▶ _WHAT IS BEING ASKED_: Repeat each record below exactly, dropping the pictures.

[Stored records]
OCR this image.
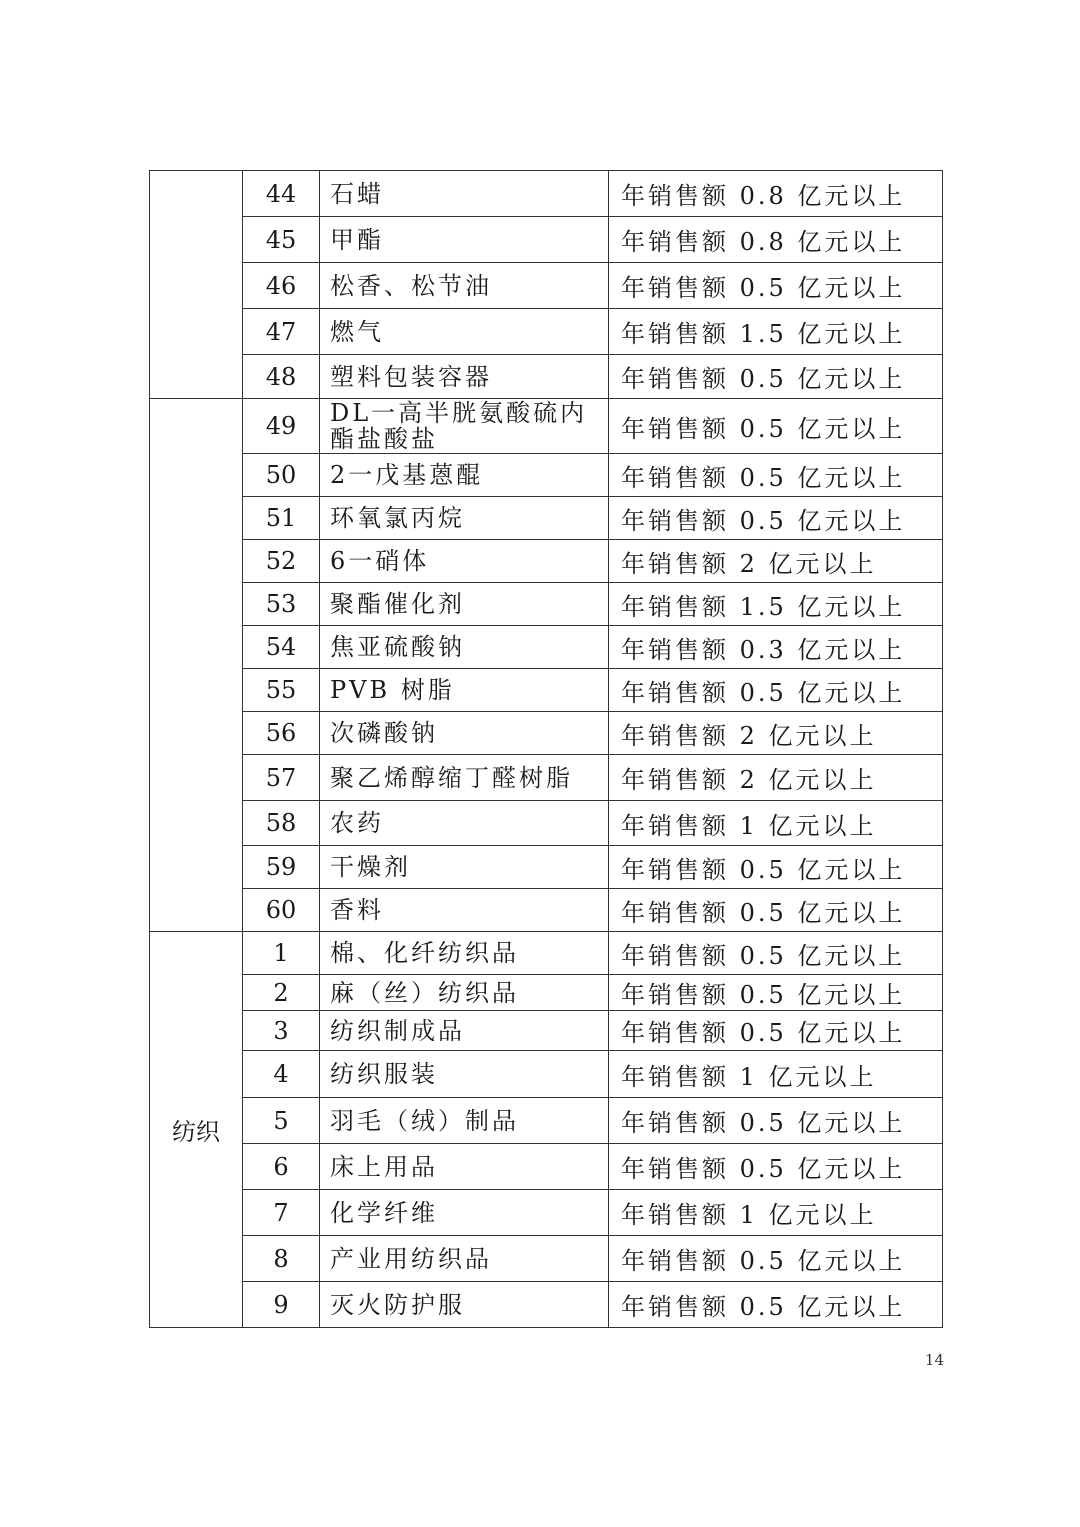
	44	石蜡	年销售额 0.8 亿元以上
	45	甲酯	年销售额 0.8 亿元以上
	46	松香、松节油	年销售额 0.5 亿元以上
	47	燃气	年销售额 1.5 亿元以上
	48	塑料包装容器	年销售额 0.5 亿元以上
	49	DL一高半胱氨酸硫内酯盐酸盐	年销售额 0.5 亿元以上
	50	2一戊基蒽醌	年销售额 0.5 亿元以上
	51	环氧氯丙烷	年销售额 0.5 亿元以上
	52	6一硝体	年销售额 2 亿元以上
	53	聚酯催化剂	年销售额 1.5 亿元以上
	54	焦亚硫酸钠	年销售额 0.3 亿元以上
	55	PVB 树脂	年销售额 0.5 亿元以上
	56	次磷酸钠	年销售额 2 亿元以上
	57	聚乙烯醇缩丁醛树脂	年销售额 2 亿元以上
	58	农药	年销售额 1 亿元以上
	59	干燥剂	年销售额 0.5 亿元以上
	60	香料	年销售额 0.5 亿元以上
纺织	1	棉、化纤纺织品	年销售额 0.5 亿元以上
	2	麻（丝）纺织品	年销售额 0.5 亿元以上
	3	纺织制成品	年销售额 0.5 亿元以上
	4	纺织服装	年销售额 1 亿元以上
	5	羽毛（绒）制品	年销售额 0.5 亿元以上
	6	床上用品	年销售额 0.5 亿元以上
	7	化学纤维	年销售额 1 亿元以上
	8	产业用纺织品	年销售额 0.5 亿元以上
	9	灭火防护服	年销售额 0.5 亿元以上
14
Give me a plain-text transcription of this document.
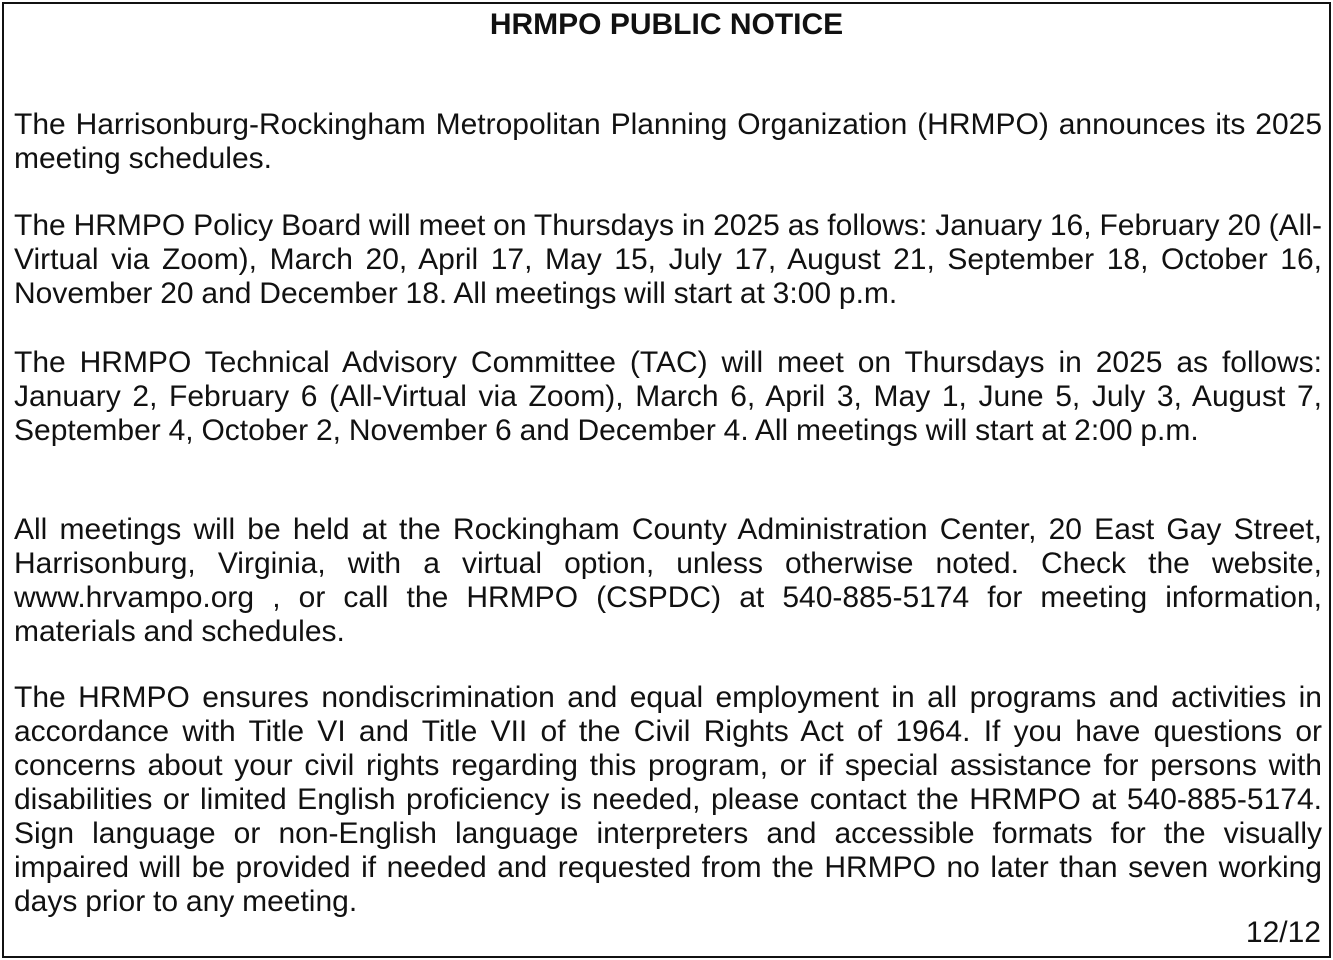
HRMPO PUBLIC NOTICE

The Harrisonburg-Rockingham Metropolitan Planning Organization (HRMPO) announces its 2025 meeting schedules.

The HRMPO Policy Board will meet on Thursdays in 2025 as follows: January 16, February 20 (All-Virtual via Zoom), March 20, April 17, May 15, July 17, August 21, September 18, October 16, November 20 and December 18. All meetings will start at 3:00 p.m.

The HRMPO Technical Advisory Committee (TAC) will meet on Thursdays in 2025 as follows: January 2, February 6 (All-Virtual via Zoom), March 6, April 3, May 1, June 5, July 3, August 7, September 4, October 2, November 6 and December 4. All meetings will start at 2:00 p.m.

All meetings will be held at the Rockingham County Administration Center, 20 East Gay Street, Harrisonburg, Virginia, with a virtual option, unless otherwise noted. Check the website, www.hrvampo.org , or call the HRMPO (CSPDC) at 540-885-5174 for meeting information, materials and schedules.

The HRMPO ensures nondiscrimination and equal employment in all programs and activities in accordance with Title VI and Title VII of the Civil Rights Act of 1964. If you have questions or concerns about your civil rights regarding this program, or if special assistance for persons with disabilities or limited English proficiency is needed, please contact the HRMPO at 540-885-5174. Sign language or non-English language interpreters and accessible formats for the visually impaired will be provided if needed and requested from the HRMPO no later than seven working days prior to any meeting.

12/12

▶ _COMPLETED TASK_:
OCR this image.
	44	石蜡	年销售额 0.8 亿元以上
	45	甲酯	年销售额 0.8 亿元以上
	46	松香、松节油	年销售额 0.5 亿元以上
	47	燃气	年销售额 1.5 亿元以上
	48	塑料包装容器	年销售额 0.5 亿元以上
	49	DL一高半胱氨酸硫内酯盐酸盐	年销售额 0.5 亿元以上
	50	2一戊基蒽醌	年销售额 0.5 亿元以上
	51	环氧氯丙烷	年销售额 0.5 亿元以上
	52	6一硝体	年销售额 2 亿元以上
	53	聚酯催化剂	年销售额 1.5 亿元以上
	54	焦亚硫酸钠	年销售额 0.3 亿元以上
	55	PVB 树脂	年销售额 0.5 亿元以上
	56	次磷酸钠	年销售额 2 亿元以上
	57	聚乙烯醇缩丁醛树脂	年销售额 2 亿元以上
	58	农药	年销售额 1 亿元以上
	59	干燥剂	年销售额 0.5 亿元以上
	60	香料	年销售额 0.5 亿元以上
纺织	1	棉、化纤纺织品	年销售额 0.5 亿元以上
	2	麻（丝）纺织品	年销售额 0.5 亿元以上
	3	纺织制成品	年销售额 0.5 亿元以上
	4	纺织服装	年销售额 1 亿元以上
	5	羽毛（绒）制品	年销售额 0.5 亿元以上
	6	床上用品	年销售额 0.5 亿元以上
	7	化学纤维	年销售额 1 亿元以上
	8	产业用纺织品	年销售额 0.5 亿元以上
	9	灭火防护服	年销售额 0.5 亿元以上
14
Give me a plain-text transcription of this document.
HRMPO PUBLIC NOTICE

The Harrisonburg-Rockingham Metropolitan Planning Organization (HRMPO) announces its 2025 meeting schedules.

The HRMPO Policy Board will meet on Thursdays in 2025 as follows: January 16, February 20 (All-Virtual via Zoom), March 20, April 17, May 15, July 17, August 21, September 18, October 16, November 20 and December 18. All meetings will start at 3:00 p.m.

The HRMPO Technical Advisory Committee (TAC) will meet on Thursdays in 2025 as follows: January 2, February 6 (All-Virtual via Zoom), March 6, April 3, May 1, June 5, July 3, August 7, September 4, October 2, November 6 and December 4. All meetings will start at 2:00 p.m.

All meetings will be held at the Rockingham County Administration Center, 20 East Gay Street, Harrisonburg, Virginia, with a virtual option, unless otherwise noted. Check the website, www.hrvampo.org , or call the HRMPO (CSPDC) at 540-885-5174 for meeting information, materials and schedules.

The HRMPO ensures nondiscrimination and equal employment in all programs and activities in accordance with Title VI and Title VII of the Civil Rights Act of 1964. If you have questions or concerns about your civil rights regarding this program, or if special assistance for persons with disabilities or limited English proficiency is needed, please contact the HRMPO at 540-885-5174. Sign language or non-English language interpreters and accessible formats for the visually impaired will be provided if needed and requested from the HRMPO no later than seven working days prior to any meeting.

12/12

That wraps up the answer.